(Stored data entries)
--- begin ---

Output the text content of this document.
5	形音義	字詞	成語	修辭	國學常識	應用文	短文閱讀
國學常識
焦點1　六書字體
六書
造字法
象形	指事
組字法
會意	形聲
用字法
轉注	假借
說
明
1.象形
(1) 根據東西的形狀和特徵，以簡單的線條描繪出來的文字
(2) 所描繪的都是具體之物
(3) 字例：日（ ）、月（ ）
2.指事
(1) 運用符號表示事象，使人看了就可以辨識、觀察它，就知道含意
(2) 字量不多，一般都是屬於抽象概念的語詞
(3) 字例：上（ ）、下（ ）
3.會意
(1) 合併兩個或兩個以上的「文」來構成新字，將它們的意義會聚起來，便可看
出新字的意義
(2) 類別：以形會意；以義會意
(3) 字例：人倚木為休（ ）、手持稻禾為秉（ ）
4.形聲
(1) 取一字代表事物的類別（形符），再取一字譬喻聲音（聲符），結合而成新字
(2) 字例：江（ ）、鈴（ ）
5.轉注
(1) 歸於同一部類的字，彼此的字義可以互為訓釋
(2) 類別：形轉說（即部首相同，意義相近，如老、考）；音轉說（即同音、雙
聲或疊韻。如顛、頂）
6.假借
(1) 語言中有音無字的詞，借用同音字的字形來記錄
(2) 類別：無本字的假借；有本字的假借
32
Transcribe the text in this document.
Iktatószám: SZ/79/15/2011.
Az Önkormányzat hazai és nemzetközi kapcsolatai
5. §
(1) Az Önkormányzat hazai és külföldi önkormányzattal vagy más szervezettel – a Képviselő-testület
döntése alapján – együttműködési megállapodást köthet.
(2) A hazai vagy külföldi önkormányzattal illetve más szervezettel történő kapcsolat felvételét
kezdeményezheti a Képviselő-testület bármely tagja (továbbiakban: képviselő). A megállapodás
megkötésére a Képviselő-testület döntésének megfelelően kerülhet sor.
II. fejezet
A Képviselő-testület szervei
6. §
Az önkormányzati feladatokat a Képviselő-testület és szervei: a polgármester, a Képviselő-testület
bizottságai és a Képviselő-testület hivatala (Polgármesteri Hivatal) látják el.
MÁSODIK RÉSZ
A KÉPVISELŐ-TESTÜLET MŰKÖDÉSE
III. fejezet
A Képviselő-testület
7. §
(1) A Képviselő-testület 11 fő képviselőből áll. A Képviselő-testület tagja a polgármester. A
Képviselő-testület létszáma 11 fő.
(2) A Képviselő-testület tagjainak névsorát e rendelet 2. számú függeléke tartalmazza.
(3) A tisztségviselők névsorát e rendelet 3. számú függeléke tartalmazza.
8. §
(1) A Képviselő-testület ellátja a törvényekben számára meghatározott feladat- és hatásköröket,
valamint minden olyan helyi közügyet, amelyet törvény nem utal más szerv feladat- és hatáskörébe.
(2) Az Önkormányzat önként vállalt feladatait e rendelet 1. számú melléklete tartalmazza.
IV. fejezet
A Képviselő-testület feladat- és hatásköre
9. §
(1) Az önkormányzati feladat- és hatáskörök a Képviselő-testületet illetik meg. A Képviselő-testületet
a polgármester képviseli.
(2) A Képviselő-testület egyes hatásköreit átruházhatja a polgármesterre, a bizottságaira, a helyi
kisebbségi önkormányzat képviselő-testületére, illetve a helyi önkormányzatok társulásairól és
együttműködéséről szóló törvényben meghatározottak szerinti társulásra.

--- end ---

WRITTEN PROBLEM
Without omitting anything, output the entries exactly.

EXERCISE RESULT
Output the text content of this document.
5	形音義	字詞	成語	修辭	國學常識	應用文	短文閱讀
國學常識
焦點1　六書字體
六書
造字法
象形	指事
組字法
會意	形聲
用字法
轉注	假借
說
明
1.象形
(1) 根據東西的形狀和特徵，以簡單的線條描繪出來的文字
(2) 所描繪的都是具體之物
(3) 字例：日（ ）、月（ ）
2.指事
(1) 運用符號表示事象，使人看了就可以辨識、觀察它，就知道含意
(2) 字量不多，一般都是屬於抽象概念的語詞
(3) 字例：上（ ）、下（ ）
3.會意
(1) 合併兩個或兩個以上的「文」來構成新字，將它們的意義會聚起來，便可看
出新字的意義
(2) 類別：以形會意；以義會意
(3) 字例：人倚木為休（ ）、手持稻禾為秉（ ）
4.形聲
(1) 取一字代表事物的類別（形符），再取一字譬喻聲音（聲符），結合而成新字
(2) 字例：江（ ）、鈴（ ）
5.轉注
(1) 歸於同一部類的字，彼此的字義可以互為訓釋
(2) 類別：形轉說（即部首相同，意義相近，如老、考）；音轉說（即同音、雙
聲或疊韻。如顛、頂）
6.假借
(1) 語言中有音無字的詞，借用同音字的字形來記錄
(2) 類別：無本字的假借；有本字的假借
32
Transcribe the text in this document.
Iktatószám: SZ/79/15/2011.
Az Önkormányzat hazai és nemzetközi kapcsolatai
5. §
(1) Az Önkormányzat hazai és külföldi önkormányzattal vagy más szervezettel – a Képviselő-testület
döntése alapján – együttműködési megállapodást köthet.
(2) A hazai vagy külföldi önkormányzattal illetve más szervezettel történő kapcsolat felvételét
kezdeményezheti a Képviselő-testület bármely tagja (továbbiakban: képviselő). A megállapodás
megkötésére a Képviselő-testület döntésének megfelelően kerülhet sor.
II. fejezet
A Képviselő-testület szervei
6. §
Az önkormányzati feladatokat a Képviselő-testület és szervei: a polgármester, a Képviselő-testület
bizottságai és a Képviselő-testület hivatala (Polgármesteri Hivatal) látják el.
MÁSODIK RÉSZ
A KÉPVISELŐ-TESTÜLET MŰKÖDÉSE
III. fejezet
A Képviselő-testület
7. §
(1) A Képviselő-testület 11 fő képviselőből áll. A Képviselő-testület tagja a polgármester. A
Képviselő-testület létszáma 11 fő.
(2) A Képviselő-testület tagjainak névsorát e rendelet 2. számú függeléke tartalmazza.
(3) A tisztségviselők névsorát e rendelet 3. számú függeléke tartalmazza.
8. §
(1) A Képviselő-testület ellátja a törvényekben számára meghatározott feladat- és hatásköröket,
valamint minden olyan helyi közügyet, amelyet törvény nem utal más szerv feladat- és hatáskörébe.
(2) Az Önkormányzat önként vállalt feladatait e rendelet 1. számú melléklete tartalmazza.
IV. fejezet
A Képviselő-testület feladat- és hatásköre
9. §
(1) Az önkormányzati feladat- és hatáskörök a Képviselő-testületet illetik meg. A Képviselő-testületet
a polgármester képviseli.
(2) A Képviselő-testület egyes hatásköreit átruházhatja a polgármesterre, a bizottságaira, a helyi
kisebbségi önkormányzat képviselő-testületére, illetve a helyi önkormányzatok társulásairól és
együttműködéséről szóló törvényben meghatározottak szerinti társulásra.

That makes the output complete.